Instructions to follow
List each line of the data in which the string "future" appears.

[Extracted data entries]
□ □ □ □

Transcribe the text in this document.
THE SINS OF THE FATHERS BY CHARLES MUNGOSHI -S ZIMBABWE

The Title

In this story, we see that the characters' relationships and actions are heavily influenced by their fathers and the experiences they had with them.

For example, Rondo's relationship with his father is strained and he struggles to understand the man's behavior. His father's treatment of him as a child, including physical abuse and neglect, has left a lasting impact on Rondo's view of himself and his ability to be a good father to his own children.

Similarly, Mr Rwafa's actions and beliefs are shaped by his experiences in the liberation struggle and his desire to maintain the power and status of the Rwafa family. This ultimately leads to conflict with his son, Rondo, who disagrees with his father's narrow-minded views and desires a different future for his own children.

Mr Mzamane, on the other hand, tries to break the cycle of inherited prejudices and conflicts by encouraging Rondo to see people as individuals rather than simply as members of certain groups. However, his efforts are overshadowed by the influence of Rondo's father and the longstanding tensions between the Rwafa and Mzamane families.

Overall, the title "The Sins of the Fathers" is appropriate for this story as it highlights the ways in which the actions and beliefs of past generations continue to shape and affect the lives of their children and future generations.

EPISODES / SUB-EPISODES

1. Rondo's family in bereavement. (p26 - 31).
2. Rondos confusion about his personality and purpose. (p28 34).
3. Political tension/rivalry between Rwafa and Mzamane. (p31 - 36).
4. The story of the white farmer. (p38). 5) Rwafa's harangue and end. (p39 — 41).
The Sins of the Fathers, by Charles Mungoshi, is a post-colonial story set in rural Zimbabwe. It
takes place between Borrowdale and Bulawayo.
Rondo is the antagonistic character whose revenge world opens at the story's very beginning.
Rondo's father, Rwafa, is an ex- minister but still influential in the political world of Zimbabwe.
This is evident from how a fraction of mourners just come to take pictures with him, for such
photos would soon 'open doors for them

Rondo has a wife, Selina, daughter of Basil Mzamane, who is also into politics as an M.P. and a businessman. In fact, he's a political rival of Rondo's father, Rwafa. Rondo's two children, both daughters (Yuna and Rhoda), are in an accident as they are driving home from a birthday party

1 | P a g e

□ □ □ □

Answer to this exercise
Similarly, Mr Rwafa's actions and beliefs are shaped by his experiences in the liberation struggle and his desire to maintain the power and status of the Rwafa family. This ultimately leads to conflict with his son, Rondo, who disagrees with his father's narrow-minded views and desires a different future for his own children.
Overall, the title "The Sins of the Fathers" is appropriate for this story as it highlights the ways in which the actions and beliefs of past generations continue to shape and affect the lives of their children and future generations.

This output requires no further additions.